## WHAT TO DO
Write the records below out again exactly as given, with no images.

## DATA SUPPLIED
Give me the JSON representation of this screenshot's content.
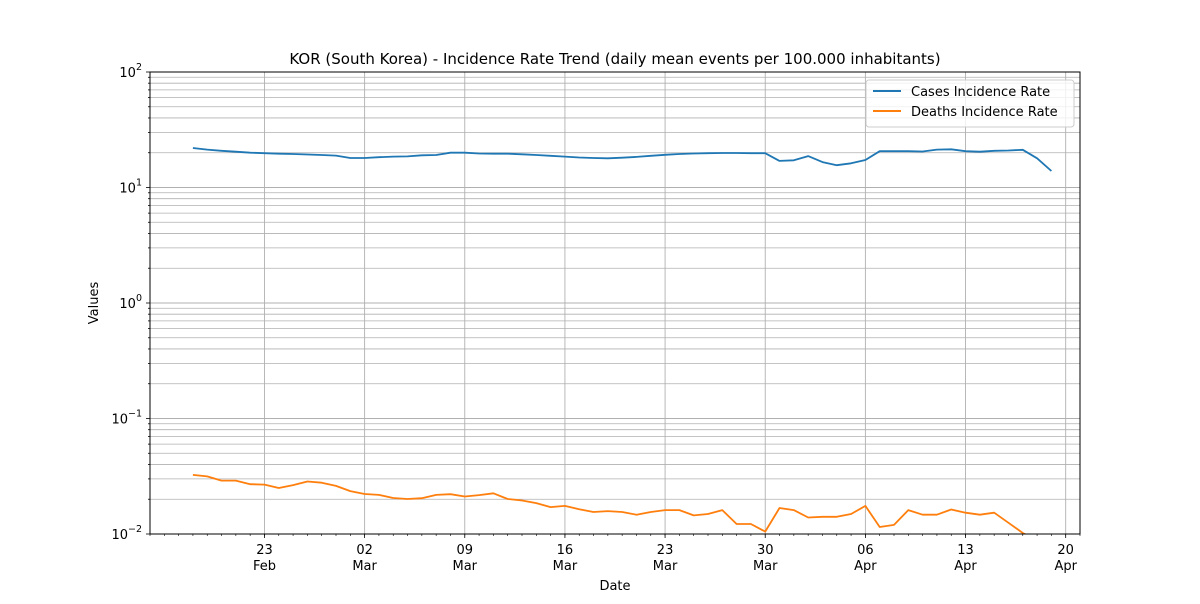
{
  "chart_data": {
    "type": "line",
    "title": "KOR (South Korea) - Incidence Rate Trend (daily mean events per 100.000 inhabitants)",
    "xlabel": "Date",
    "ylabel": "Values",
    "yscale": "log",
    "ylim": [
      0.01,
      100
    ],
    "xlim": [
      "2022-02-15",
      "2022-04-21"
    ],
    "grid": true,
    "legend_position": "top-right",
    "colors": {
      "cases": "#1f77b4",
      "deaths": "#ff7f0e",
      "grid": "#b0b0b0"
    },
    "x_ticks": [
      {
        "date": "2022-02-23",
        "day": "23",
        "month": "Feb"
      },
      {
        "date": "2022-03-02",
        "day": "02",
        "month": "Mar"
      },
      {
        "date": "2022-03-09",
        "day": "09",
        "month": "Mar"
      },
      {
        "date": "2022-03-16",
        "day": "16",
        "month": "Mar"
      },
      {
        "date": "2022-03-23",
        "day": "23",
        "month": "Mar"
      },
      {
        "date": "2022-03-30",
        "day": "30",
        "month": "Mar"
      },
      {
        "date": "2022-04-06",
        "day": "06",
        "month": "Apr"
      },
      {
        "date": "2022-04-13",
        "day": "13",
        "month": "Apr"
      },
      {
        "date": "2022-04-20",
        "day": "20",
        "month": "Apr"
      }
    ],
    "y_ticks": [
      {
        "value": 0.01,
        "base": "10",
        "exp": "−2"
      },
      {
        "value": 0.1,
        "base": "10",
        "exp": "−1"
      },
      {
        "value": 1,
        "base": "10",
        "exp": "0"
      },
      {
        "value": 10,
        "base": "10",
        "exp": "1"
      },
      {
        "value": 100,
        "base": "10",
        "exp": "2"
      }
    ],
    "series": [
      {
        "name": "Cases Incidence Rate",
        "key": "cases",
        "x": [
          "2022-02-18",
          "2022-02-19",
          "2022-02-20",
          "2022-02-21",
          "2022-02-22",
          "2022-02-23",
          "2022-02-24",
          "2022-02-25",
          "2022-02-26",
          "2022-02-27",
          "2022-02-28",
          "2022-03-01",
          "2022-03-02",
          "2022-03-03",
          "2022-03-04",
          "2022-03-05",
          "2022-03-06",
          "2022-03-07",
          "2022-03-08",
          "2022-03-09",
          "2022-03-10",
          "2022-03-11",
          "2022-03-12",
          "2022-03-13",
          "2022-03-14",
          "2022-03-15",
          "2022-03-16",
          "2022-03-17",
          "2022-03-18",
          "2022-03-19",
          "2022-03-20",
          "2022-03-21",
          "2022-03-22",
          "2022-03-23",
          "2022-03-24",
          "2022-03-25",
          "2022-03-26",
          "2022-03-27",
          "2022-03-28",
          "2022-03-29",
          "2022-03-30",
          "2022-03-31",
          "2022-04-01",
          "2022-04-02",
          "2022-04-03",
          "2022-04-04",
          "2022-04-05",
          "2022-04-06",
          "2022-04-07",
          "2022-04-08",
          "2022-04-09",
          "2022-04-10",
          "2022-04-11",
          "2022-04-12",
          "2022-04-13",
          "2022-04-14",
          "2022-04-15",
          "2022-04-16",
          "2022-04-17",
          "2022-04-18",
          "2022-04-19"
        ],
        "y": [
          22.0,
          21.3,
          20.8,
          20.4,
          20.0,
          19.8,
          19.6,
          19.5,
          19.3,
          19.1,
          18.9,
          18.0,
          18.0,
          18.3,
          18.5,
          18.6,
          19.0,
          19.1,
          20.0,
          20.0,
          19.7,
          19.6,
          19.6,
          19.4,
          19.1,
          18.8,
          18.5,
          18.2,
          18.0,
          17.9,
          18.1,
          18.4,
          18.8,
          19.2,
          19.5,
          19.7,
          19.8,
          19.9,
          19.9,
          19.8,
          19.8,
          17.0,
          17.2,
          18.7,
          16.6,
          15.6,
          16.2,
          17.3,
          20.6,
          20.6,
          20.6,
          20.5,
          21.3,
          21.4,
          20.6,
          20.4,
          20.8,
          20.9,
          21.2,
          17.9,
          13.9
        ]
      },
      {
        "name": "Deaths Incidence Rate",
        "key": "deaths",
        "x": [
          "2022-02-18",
          "2022-02-19",
          "2022-02-20",
          "2022-02-21",
          "2022-02-22",
          "2022-02-23",
          "2022-02-24",
          "2022-02-25",
          "2022-02-26",
          "2022-02-27",
          "2022-02-28",
          "2022-03-01",
          "2022-03-02",
          "2022-03-03",
          "2022-03-04",
          "2022-03-05",
          "2022-03-06",
          "2022-03-07",
          "2022-03-08",
          "2022-03-09",
          "2022-03-10",
          "2022-03-11",
          "2022-03-12",
          "2022-03-13",
          "2022-03-14",
          "2022-03-15",
          "2022-03-16",
          "2022-03-17",
          "2022-03-18",
          "2022-03-19",
          "2022-03-20",
          "2022-03-21",
          "2022-03-22",
          "2022-03-23",
          "2022-03-24",
          "2022-03-25",
          "2022-03-26",
          "2022-03-27",
          "2022-03-28",
          "2022-03-29",
          "2022-03-30",
          "2022-03-31",
          "2022-04-01",
          "2022-04-02",
          "2022-04-03",
          "2022-04-04",
          "2022-04-05",
          "2022-04-06",
          "2022-04-07",
          "2022-04-08",
          "2022-04-09",
          "2022-04-10",
          "2022-04-11",
          "2022-04-12",
          "2022-04-13",
          "2022-04-14",
          "2022-04-15",
          "2022-04-16",
          "2022-04-17",
          "2022-04-18"
        ],
        "y": [
          0.0325,
          0.0315,
          0.029,
          0.029,
          0.027,
          0.0268,
          0.025,
          0.0265,
          0.0285,
          0.0278,
          0.0261,
          0.0235,
          0.0222,
          0.0218,
          0.0205,
          0.0201,
          0.0204,
          0.0218,
          0.0221,
          0.0211,
          0.0217,
          0.0225,
          0.0201,
          0.0195,
          0.0185,
          0.0171,
          0.0175,
          0.0164,
          0.0155,
          0.0158,
          0.0155,
          0.0147,
          0.0155,
          0.0161,
          0.0161,
          0.0145,
          0.0149,
          0.0161,
          0.0122,
          0.0122,
          0.0105,
          0.0168,
          0.0161,
          0.0139,
          0.0141,
          0.0141,
          0.0149,
          0.0175,
          0.0115,
          0.012,
          0.0161,
          0.0147,
          0.0147,
          0.0163,
          0.0153,
          0.0147,
          0.0153,
          0.0125,
          0.0102,
          0.0088
        ]
      }
    ]
  }
}
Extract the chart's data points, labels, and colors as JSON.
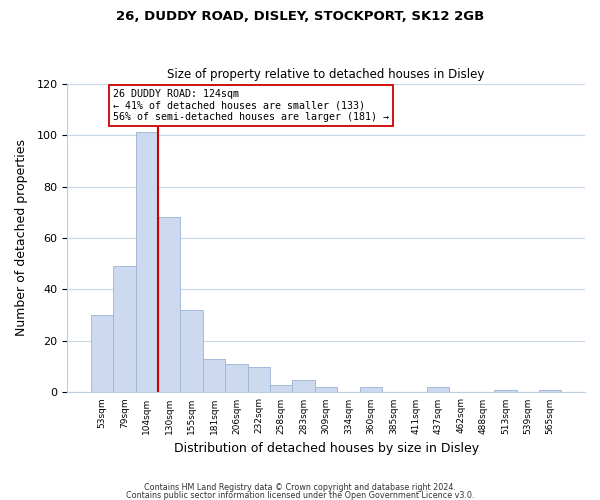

## ANSWER TO THIS EXERCISE
Give me the JSON representation of this screenshot's content.
{
  "chart_data": {
    "type": "line",
    "title": "KOR (South Korea) - Incidence Rate Trend (daily mean events per 100.000 inhabitants)",
    "xlabel": "Date",
    "ylabel": "Values",
    "yscale": "log",
    "ylim": [
      0.01,
      100
    ],
    "xlim": [
      "2022-02-15",
      "2022-04-21"
    ],
    "grid": true,
    "legend_position": "top-right",
    "colors": {
      "cases": "#1f77b4",
      "deaths": "#ff7f0e",
      "grid": "#b0b0b0"
    },
    "x_ticks": [
      {
        "date": "2022-02-23",
        "day": "23",
        "month": "Feb"
      },
      {
        "date": "2022-03-02",
        "day": "02",
        "month": "Mar"
      },
      {
        "date": "2022-03-09",
        "day": "09",
        "month": "Mar"
      },
      {
        "date": "2022-03-16",
        "day": "16",
        "month": "Mar"
      },
      {
        "date": "2022-03-23",
        "day": "23",
        "month": "Mar"
      },
      {
        "date": "2022-03-30",
        "day": "30",
        "month": "Mar"
      },
      {
        "date": "2022-04-06",
        "day": "06",
        "month": "Apr"
      },
      {
        "date": "2022-04-13",
        "day": "13",
        "month": "Apr"
      },
      {
        "date": "2022-04-20",
        "day": "20",
        "month": "Apr"
      }
    ],
    "y_ticks": [
      {
        "value": 0.01,
        "base": "10",
        "exp": "−2"
      },
      {
        "value": 0.1,
        "base": "10",
        "exp": "−1"
      },
      {
        "value": 1,
        "base": "10",
        "exp": "0"
      },
      {
        "value": 10,
        "base": "10",
        "exp": "1"
      },
      {
        "value": 100,
        "base": "10",
        "exp": "2"
      }
    ],
    "series": [
      {
        "name": "Cases Incidence Rate",
        "key": "cases",
        "x": [
          "2022-02-18",
          "2022-02-19",
          "2022-02-20",
          "2022-02-21",
          "2022-02-22",
          "2022-02-23",
          "2022-02-24",
          "2022-02-25",
          "2022-02-26",
          "2022-02-27",
          "2022-02-28",
          "2022-03-01",
          "2022-03-02",
          "2022-03-03",
          "2022-03-04",
          "2022-03-05",
          "2022-03-06",
          "2022-03-07",
          "2022-03-08",
          "2022-03-09",
          "2022-03-10",
          "2022-03-11",
          "2022-03-12",
          "2022-03-13",
          "2022-03-14",
          "2022-03-15",
          "2022-03-16",
          "2022-03-17",
          "2022-03-18",
          "2022-03-19",
          "2022-03-20",
          "2022-03-21",
          "2022-03-22",
          "2022-03-23",
          "2022-03-24",
          "2022-03-25",
          "2022-03-26",
          "2022-03-27",
          "2022-03-28",
          "2022-03-29",
          "2022-03-30",
          "2022-03-31",
          "2022-04-01",
          "2022-04-02",
          "2022-04-03",
          "2022-04-04",
          "2022-04-05",
          "2022-04-06",
          "2022-04-07",
          "2022-04-08",
          "2022-04-09",
          "2022-04-10",
          "2022-04-11",
          "2022-04-12",
          "2022-04-13",
          "2022-04-14",
          "2022-04-15",
          "2022-04-16",
          "2022-04-17",
          "2022-04-18",
          "2022-04-19"
        ],
        "y": [
          22.0,
          21.3,
          20.8,
          20.4,
          20.0,
          19.8,
          19.6,
          19.5,
          19.3,
          19.1,
          18.9,
          18.0,
          18.0,
          18.3,
          18.5,
          18.6,
          19.0,
          19.1,
          20.0,
          20.0,
          19.7,
          19.6,
          19.6,
          19.4,
          19.1,
          18.8,
          18.5,
          18.2,
          18.0,
          17.9,
          18.1,
          18.4,
          18.8,
          19.2,
          19.5,
          19.7,
          19.8,
          19.9,
          19.9,
          19.8,
          19.8,
          17.0,
          17.2,
          18.7,
          16.6,
          15.6,
          16.2,
          17.3,
          20.6,
          20.6,
          20.6,
          20.5,
          21.3,
          21.4,
          20.6,
          20.4,
          20.8,
          20.9,
          21.2,
          17.9,
          13.9
        ]
      },
      {
        "name": "Deaths Incidence Rate",
        "key": "deaths",
        "x": [
          "2022-02-18",
          "2022-02-19",
          "2022-02-20",
          "2022-02-21",
          "2022-02-22",
          "2022-02-23",
          "2022-02-24",
          "2022-02-25",
          "2022-02-26",
          "2022-02-27",
          "2022-02-28",
          "2022-03-01",
          "2022-03-02",
          "2022-03-03",
          "2022-03-04",
          "2022-03-05",
          "2022-03-06",
          "2022-03-07",
          "2022-03-08",
          "2022-03-09",
          "2022-03-10",
          "2022-03-11",
          "2022-03-12",
          "2022-03-13",
          "2022-03-14",
          "2022-03-15",
          "2022-03-16",
          "2022-03-17",
          "2022-03-18",
          "2022-03-19",
          "2022-03-20",
          "2022-03-21",
          "2022-03-22",
          "2022-03-23",
          "2022-03-24",
          "2022-03-25",
          "2022-03-26",
          "2022-03-27",
          "2022-03-28",
          "2022-03-29",
          "2022-03-30",
          "2022-03-31",
          "2022-04-01",
          "2022-04-02",
          "2022-04-03",
          "2022-04-04",
          "2022-04-05",
          "2022-04-06",
          "2022-04-07",
          "2022-04-08",
          "2022-04-09",
          "2022-04-10",
          "2022-04-11",
          "2022-04-12",
          "2022-04-13",
          "2022-04-14",
          "2022-04-15",
          "2022-04-16",
          "2022-04-17",
          "2022-04-18"
        ],
        "y": [
          0.0325,
          0.0315,
          0.029,
          0.029,
          0.027,
          0.0268,
          0.025,
          0.0265,
          0.0285,
          0.0278,
          0.0261,
          0.0235,
          0.0222,
          0.0218,
          0.0205,
          0.0201,
          0.0204,
          0.0218,
          0.0221,
          0.0211,
          0.0217,
          0.0225,
          0.0201,
          0.0195,
          0.0185,
          0.0171,
          0.0175,
          0.0164,
          0.0155,
          0.0158,
          0.0155,
          0.0147,
          0.0155,
          0.0161,
          0.0161,
          0.0145,
          0.0149,
          0.0161,
          0.0122,
          0.0122,
          0.0105,
          0.0168,
          0.0161,
          0.0139,
          0.0141,
          0.0141,
          0.0149,
          0.0175,
          0.0115,
          0.012,
          0.0161,
          0.0147,
          0.0147,
          0.0163,
          0.0153,
          0.0147,
          0.0153,
          0.0125,
          0.0102,
          0.0088
        ]
      }
    ]
  }
}
Extract the chart's data points, labels, and colors as JSON.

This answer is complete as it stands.